SHORT TASK :: Copy out all of the material below line for line, changing nothing.

GIVEN ENTRIES ::

__________

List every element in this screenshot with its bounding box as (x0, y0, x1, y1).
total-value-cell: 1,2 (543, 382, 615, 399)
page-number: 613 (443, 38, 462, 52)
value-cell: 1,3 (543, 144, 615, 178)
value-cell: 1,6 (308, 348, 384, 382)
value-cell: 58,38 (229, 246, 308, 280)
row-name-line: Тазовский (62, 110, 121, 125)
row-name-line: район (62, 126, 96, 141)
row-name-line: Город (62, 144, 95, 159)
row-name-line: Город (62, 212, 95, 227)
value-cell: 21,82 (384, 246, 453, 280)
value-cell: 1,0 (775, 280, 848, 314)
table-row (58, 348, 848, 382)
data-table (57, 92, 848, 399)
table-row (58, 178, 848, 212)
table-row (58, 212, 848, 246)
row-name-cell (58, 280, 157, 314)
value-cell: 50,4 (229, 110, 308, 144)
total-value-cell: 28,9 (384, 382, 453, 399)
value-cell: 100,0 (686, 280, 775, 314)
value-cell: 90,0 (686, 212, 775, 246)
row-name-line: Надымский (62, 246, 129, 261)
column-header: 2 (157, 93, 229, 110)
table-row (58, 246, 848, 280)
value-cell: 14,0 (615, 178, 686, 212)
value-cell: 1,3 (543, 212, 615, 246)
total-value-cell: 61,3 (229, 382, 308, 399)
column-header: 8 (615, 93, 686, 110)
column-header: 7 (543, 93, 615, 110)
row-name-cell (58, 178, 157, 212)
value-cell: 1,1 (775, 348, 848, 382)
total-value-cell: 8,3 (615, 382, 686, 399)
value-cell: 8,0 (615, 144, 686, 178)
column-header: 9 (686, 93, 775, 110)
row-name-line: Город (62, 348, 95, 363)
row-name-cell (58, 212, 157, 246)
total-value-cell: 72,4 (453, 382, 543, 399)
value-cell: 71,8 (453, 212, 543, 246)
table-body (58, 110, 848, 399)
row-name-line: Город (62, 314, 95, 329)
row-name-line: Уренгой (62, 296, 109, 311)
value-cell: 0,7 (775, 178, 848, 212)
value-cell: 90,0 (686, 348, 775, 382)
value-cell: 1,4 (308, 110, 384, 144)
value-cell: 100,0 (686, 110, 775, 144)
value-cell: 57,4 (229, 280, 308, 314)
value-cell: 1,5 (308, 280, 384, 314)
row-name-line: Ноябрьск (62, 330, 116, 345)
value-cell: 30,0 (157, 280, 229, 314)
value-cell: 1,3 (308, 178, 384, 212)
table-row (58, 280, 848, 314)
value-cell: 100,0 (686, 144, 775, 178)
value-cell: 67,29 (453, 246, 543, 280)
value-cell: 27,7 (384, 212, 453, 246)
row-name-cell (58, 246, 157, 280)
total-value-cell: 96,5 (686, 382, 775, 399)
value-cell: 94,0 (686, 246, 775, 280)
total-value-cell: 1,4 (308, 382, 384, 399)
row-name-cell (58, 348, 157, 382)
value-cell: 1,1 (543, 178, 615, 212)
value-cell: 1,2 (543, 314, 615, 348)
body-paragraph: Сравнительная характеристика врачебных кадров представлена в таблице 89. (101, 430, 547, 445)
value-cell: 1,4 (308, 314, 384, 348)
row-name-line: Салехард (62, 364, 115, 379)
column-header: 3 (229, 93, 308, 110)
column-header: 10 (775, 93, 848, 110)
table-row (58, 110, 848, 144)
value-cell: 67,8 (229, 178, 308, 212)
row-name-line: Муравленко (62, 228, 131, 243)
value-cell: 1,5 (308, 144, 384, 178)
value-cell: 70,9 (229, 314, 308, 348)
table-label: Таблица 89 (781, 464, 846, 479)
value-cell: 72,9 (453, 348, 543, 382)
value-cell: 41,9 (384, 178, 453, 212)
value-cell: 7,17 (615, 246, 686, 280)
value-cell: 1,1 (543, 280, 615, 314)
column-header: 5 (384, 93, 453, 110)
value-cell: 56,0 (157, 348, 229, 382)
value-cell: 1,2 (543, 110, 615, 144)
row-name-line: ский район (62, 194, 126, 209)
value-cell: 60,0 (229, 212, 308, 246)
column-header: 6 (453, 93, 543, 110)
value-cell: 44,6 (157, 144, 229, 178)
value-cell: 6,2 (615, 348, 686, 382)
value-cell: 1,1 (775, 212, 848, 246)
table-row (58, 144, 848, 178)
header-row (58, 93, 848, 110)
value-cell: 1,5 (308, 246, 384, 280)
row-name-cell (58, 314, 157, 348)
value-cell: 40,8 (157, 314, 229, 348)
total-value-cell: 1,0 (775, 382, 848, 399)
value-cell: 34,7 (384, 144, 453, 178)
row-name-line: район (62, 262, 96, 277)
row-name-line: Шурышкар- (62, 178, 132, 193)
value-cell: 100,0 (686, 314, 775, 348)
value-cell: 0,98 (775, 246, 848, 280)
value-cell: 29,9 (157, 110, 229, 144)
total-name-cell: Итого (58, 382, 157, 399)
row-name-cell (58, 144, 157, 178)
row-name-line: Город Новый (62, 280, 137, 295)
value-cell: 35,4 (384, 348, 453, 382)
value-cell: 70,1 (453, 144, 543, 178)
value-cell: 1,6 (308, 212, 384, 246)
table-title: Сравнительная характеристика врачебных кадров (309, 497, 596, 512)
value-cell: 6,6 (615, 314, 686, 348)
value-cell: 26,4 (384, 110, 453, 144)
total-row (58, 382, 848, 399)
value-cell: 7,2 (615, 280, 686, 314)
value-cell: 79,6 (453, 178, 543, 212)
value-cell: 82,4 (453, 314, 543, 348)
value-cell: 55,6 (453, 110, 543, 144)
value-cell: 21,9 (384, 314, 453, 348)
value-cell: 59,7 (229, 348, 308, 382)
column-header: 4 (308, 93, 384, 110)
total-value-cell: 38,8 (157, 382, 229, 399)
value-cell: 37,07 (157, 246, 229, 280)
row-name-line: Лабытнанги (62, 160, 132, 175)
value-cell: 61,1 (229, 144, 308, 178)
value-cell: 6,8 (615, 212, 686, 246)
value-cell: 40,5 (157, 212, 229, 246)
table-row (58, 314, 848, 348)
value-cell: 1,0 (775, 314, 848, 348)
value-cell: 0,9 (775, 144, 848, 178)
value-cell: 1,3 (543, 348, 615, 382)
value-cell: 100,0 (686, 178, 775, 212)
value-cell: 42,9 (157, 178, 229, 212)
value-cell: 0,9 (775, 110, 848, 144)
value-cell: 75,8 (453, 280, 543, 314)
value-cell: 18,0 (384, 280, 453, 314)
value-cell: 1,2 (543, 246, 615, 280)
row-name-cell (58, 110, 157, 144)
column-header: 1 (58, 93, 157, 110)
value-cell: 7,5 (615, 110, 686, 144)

__________

SOLUTION FOR THIS PROBLEM ::
List every element in this screenshot with its bounding box as (x0, y0, x1, y1).
total-value-cell: 1,2 (543, 382, 615, 399)
page-number: 613 (443, 38, 462, 52)
value-cell: 1,3 (543, 144, 615, 178)
value-cell: 1,6 (308, 348, 384, 382)
value-cell: 58,38 (229, 246, 308, 280)
row-name-line: Тазовский (62, 110, 121, 125)
row-name-line: район (62, 126, 96, 141)
row-name-line: Город (62, 144, 95, 159)
row-name-line: Город (62, 212, 95, 227)
value-cell: 21,82 (384, 246, 453, 280)
value-cell: 1,0 (775, 280, 848, 314)
table-row (58, 348, 848, 382)
data-table (57, 92, 848, 399)
table-row (58, 178, 848, 212)
table-row (58, 212, 848, 246)
row-name-cell (58, 280, 157, 314)
value-cell: 50,4 (229, 110, 308, 144)
total-value-cell: 28,9 (384, 382, 453, 399)
value-cell: 100,0 (686, 280, 775, 314)
value-cell: 90,0 (686, 212, 775, 246)
row-name-line: Надымский (62, 246, 129, 261)
column-header: 2 (157, 93, 229, 110)
table-row (58, 246, 848, 280)
value-cell: 14,0 (615, 178, 686, 212)
value-cell: 1,3 (543, 212, 615, 246)
total-value-cell: 61,3 (229, 382, 308, 399)
column-header: 8 (615, 93, 686, 110)
column-header: 7 (543, 93, 615, 110)
row-name-cell (58, 178, 157, 212)
value-cell: 1,1 (775, 348, 848, 382)
total-value-cell: 8,3 (615, 382, 686, 399)
value-cell: 8,0 (615, 144, 686, 178)
column-header: 9 (686, 93, 775, 110)
row-name-line: Город (62, 348, 95, 363)
row-name-cell (58, 212, 157, 246)
total-value-cell: 72,4 (453, 382, 543, 399)
value-cell: 71,8 (453, 212, 543, 246)
table-body (58, 110, 848, 399)
row-name-line: Город (62, 314, 95, 329)
row-name-line: Уренгой (62, 296, 109, 311)
value-cell: 0,7 (775, 178, 848, 212)
value-cell: 90,0 (686, 348, 775, 382)
value-cell: 1,4 (308, 110, 384, 144)
value-cell: 100,0 (686, 110, 775, 144)
value-cell: 57,4 (229, 280, 308, 314)
value-cell: 1,5 (308, 280, 384, 314)
row-name-line: Ноябрьск (62, 330, 116, 345)
value-cell: 30,0 (157, 280, 229, 314)
value-cell: 1,3 (308, 178, 384, 212)
table-row (58, 280, 848, 314)
value-cell: 100,0 (686, 144, 775, 178)
value-cell: 67,29 (453, 246, 543, 280)
value-cell: 27,7 (384, 212, 453, 246)
row-name-cell (58, 246, 157, 280)
total-value-cell: 96,5 (686, 382, 775, 399)
value-cell: 94,0 (686, 246, 775, 280)
total-value-cell: 1,4 (308, 382, 384, 399)
row-name-cell (58, 348, 157, 382)
value-cell: 1,1 (543, 178, 615, 212)
value-cell: 1,2 (543, 314, 615, 348)
body-paragraph: Сравнительная характеристика врачебных кадров представлена в таблице 89. (101, 430, 547, 445)
value-cell: 1,4 (308, 314, 384, 348)
row-name-line: Салехард (62, 364, 115, 379)
column-header: 3 (229, 93, 308, 110)
column-header: 10 (775, 93, 848, 110)
table-row (58, 110, 848, 144)
value-cell: 67,8 (229, 178, 308, 212)
row-name-line: Муравленко (62, 228, 131, 243)
value-cell: 1,5 (308, 144, 384, 178)
value-cell: 70,9 (229, 314, 308, 348)
table-label: Таблица 89 (781, 464, 846, 479)
value-cell: 72,9 (453, 348, 543, 382)
value-cell: 41,9 (384, 178, 453, 212)
value-cell: 7,17 (615, 246, 686, 280)
value-cell: 1,1 (543, 280, 615, 314)
column-header: 5 (384, 93, 453, 110)
value-cell: 56,0 (157, 348, 229, 382)
value-cell: 1,2 (543, 110, 615, 144)
row-name-line: ский район (62, 194, 126, 209)
value-cell: 60,0 (229, 212, 308, 246)
column-header: 6 (453, 93, 543, 110)
value-cell: 44,6 (157, 144, 229, 178)
value-cell: 6,2 (615, 348, 686, 382)
value-cell: 1,1 (775, 212, 848, 246)
table-row (58, 144, 848, 178)
header-row (58, 93, 848, 110)
value-cell: 1,5 (308, 246, 384, 280)
row-name-cell (58, 314, 157, 348)
value-cell: 40,8 (157, 314, 229, 348)
total-value-cell: 1,0 (775, 382, 848, 399)
value-cell: 34,7 (384, 144, 453, 178)
row-name-line: район (62, 262, 96, 277)
row-name-line: Шурышкар- (62, 178, 132, 193)
value-cell: 100,0 (686, 314, 775, 348)
value-cell: 0,98 (775, 246, 848, 280)
value-cell: 29,9 (157, 110, 229, 144)
total-name-cell: Итого (58, 382, 157, 399)
row-name-cell (58, 144, 157, 178)
row-name-line: Город Новый (62, 280, 137, 295)
value-cell: 35,4 (384, 348, 453, 382)
value-cell: 70,1 (453, 144, 543, 178)
value-cell: 1,6 (308, 212, 384, 246)
table-title: Сравнительная характеристика врачебных кадров (309, 497, 596, 512)
value-cell: 6,6 (615, 314, 686, 348)
value-cell: 26,4 (384, 110, 453, 144)
total-row (58, 382, 848, 399)
value-cell: 7,2 (615, 280, 686, 314)
value-cell: 79,6 (453, 178, 543, 212)
value-cell: 82,4 (453, 314, 543, 348)
value-cell: 55,6 (453, 110, 543, 144)
value-cell: 21,9 (384, 314, 453, 348)
value-cell: 59,7 (229, 348, 308, 382)
column-header: 4 (308, 93, 384, 110)
total-value-cell: 38,8 (157, 382, 229, 399)
value-cell: 37,07 (157, 246, 229, 280)
row-name-line: Лабытнанги (62, 160, 132, 175)
value-cell: 61,1 (229, 144, 308, 178)
value-cell: 6,8 (615, 212, 686, 246)
value-cell: 40,5 (157, 212, 229, 246)
table-row (58, 314, 848, 348)
value-cell: 1,0 (775, 314, 848, 348)
value-cell: 0,9 (775, 144, 848, 178)
value-cell: 1,3 (543, 348, 615, 382)
value-cell: 100,0 (686, 178, 775, 212)
value-cell: 42,9 (157, 178, 229, 212)
value-cell: 0,9 (775, 110, 848, 144)
value-cell: 75,8 (453, 280, 543, 314)
value-cell: 18,0 (384, 280, 453, 314)
value-cell: 1,2 (543, 246, 615, 280)
row-name-cell (58, 110, 157, 144)
column-header: 1 (58, 93, 157, 110)
value-cell: 7,5 (615, 110, 686, 144)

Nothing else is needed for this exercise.